**EXCERPTED RECORDS:**
____

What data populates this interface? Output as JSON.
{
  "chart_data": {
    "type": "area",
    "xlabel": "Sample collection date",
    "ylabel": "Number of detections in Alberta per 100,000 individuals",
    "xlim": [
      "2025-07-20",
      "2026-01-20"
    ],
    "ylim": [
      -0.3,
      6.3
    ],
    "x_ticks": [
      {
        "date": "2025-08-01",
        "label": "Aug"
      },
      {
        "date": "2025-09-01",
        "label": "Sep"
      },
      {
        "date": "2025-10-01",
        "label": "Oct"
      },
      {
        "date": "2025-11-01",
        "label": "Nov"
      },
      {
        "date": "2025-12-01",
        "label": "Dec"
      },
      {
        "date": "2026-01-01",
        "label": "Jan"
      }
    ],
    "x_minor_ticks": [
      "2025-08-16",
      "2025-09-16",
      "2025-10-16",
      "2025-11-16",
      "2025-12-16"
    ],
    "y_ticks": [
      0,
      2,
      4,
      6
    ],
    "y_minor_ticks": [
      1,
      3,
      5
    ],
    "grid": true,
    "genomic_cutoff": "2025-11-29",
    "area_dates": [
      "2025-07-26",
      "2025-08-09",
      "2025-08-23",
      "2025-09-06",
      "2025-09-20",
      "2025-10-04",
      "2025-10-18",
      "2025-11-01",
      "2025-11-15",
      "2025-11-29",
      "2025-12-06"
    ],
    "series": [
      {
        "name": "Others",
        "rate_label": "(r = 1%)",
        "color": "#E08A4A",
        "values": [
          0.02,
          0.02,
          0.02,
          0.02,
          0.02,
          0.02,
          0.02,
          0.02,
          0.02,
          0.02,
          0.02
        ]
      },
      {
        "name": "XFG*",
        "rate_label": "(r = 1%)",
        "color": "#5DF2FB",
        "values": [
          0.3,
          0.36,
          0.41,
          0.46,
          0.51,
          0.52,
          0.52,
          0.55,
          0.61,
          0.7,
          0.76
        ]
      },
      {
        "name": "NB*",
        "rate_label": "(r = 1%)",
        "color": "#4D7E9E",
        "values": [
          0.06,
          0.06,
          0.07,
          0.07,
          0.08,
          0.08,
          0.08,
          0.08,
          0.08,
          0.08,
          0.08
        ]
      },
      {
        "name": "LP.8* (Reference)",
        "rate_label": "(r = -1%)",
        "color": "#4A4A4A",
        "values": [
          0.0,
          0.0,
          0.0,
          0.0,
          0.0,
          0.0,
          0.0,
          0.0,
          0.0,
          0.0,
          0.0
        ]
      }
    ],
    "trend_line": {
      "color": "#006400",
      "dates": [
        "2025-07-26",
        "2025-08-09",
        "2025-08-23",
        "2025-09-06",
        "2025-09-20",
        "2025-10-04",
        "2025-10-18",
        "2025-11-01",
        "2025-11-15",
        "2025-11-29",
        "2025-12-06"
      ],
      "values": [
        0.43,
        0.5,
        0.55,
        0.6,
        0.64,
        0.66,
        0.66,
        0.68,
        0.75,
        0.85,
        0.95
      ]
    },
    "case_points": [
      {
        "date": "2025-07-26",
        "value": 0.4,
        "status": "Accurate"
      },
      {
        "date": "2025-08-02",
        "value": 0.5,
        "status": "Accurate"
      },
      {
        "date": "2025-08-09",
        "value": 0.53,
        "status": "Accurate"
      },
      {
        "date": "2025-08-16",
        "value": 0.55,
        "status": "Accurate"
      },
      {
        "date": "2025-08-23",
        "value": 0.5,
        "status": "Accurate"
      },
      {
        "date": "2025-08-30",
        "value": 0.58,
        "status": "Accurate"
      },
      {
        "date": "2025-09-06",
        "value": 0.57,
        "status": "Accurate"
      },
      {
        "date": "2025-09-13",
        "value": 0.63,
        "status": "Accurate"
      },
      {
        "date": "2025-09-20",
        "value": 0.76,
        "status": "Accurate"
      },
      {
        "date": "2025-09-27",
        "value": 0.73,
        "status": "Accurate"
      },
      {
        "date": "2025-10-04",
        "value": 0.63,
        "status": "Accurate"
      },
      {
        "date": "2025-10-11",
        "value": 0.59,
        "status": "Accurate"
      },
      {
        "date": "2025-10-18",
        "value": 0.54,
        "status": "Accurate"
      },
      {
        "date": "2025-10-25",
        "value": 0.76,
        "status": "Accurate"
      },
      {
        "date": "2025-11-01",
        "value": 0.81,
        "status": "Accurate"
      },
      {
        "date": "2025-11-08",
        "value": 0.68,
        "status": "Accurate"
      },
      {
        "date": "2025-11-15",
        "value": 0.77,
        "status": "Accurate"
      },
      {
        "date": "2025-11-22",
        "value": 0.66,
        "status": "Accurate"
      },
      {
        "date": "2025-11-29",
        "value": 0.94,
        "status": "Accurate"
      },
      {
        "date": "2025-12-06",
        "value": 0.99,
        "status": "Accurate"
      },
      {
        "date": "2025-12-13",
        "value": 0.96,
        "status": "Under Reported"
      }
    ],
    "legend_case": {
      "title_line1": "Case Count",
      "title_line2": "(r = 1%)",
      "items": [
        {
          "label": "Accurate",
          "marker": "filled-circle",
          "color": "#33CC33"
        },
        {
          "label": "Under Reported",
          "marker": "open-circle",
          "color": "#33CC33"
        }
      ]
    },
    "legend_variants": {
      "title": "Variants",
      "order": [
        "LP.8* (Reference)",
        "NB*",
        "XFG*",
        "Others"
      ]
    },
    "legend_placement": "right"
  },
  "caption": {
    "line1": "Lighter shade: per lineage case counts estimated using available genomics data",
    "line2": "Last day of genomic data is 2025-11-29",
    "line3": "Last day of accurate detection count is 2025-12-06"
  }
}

____

**TASK DESCRIPTION:**
Go through the records above, find each line with the string "Last", and copy it.

**SOLUTION BELOW:**
    "line2": "Last day of genomic data is 2025-11-29",
    "line3": "Last day of accurate detection count is 2025-12-06"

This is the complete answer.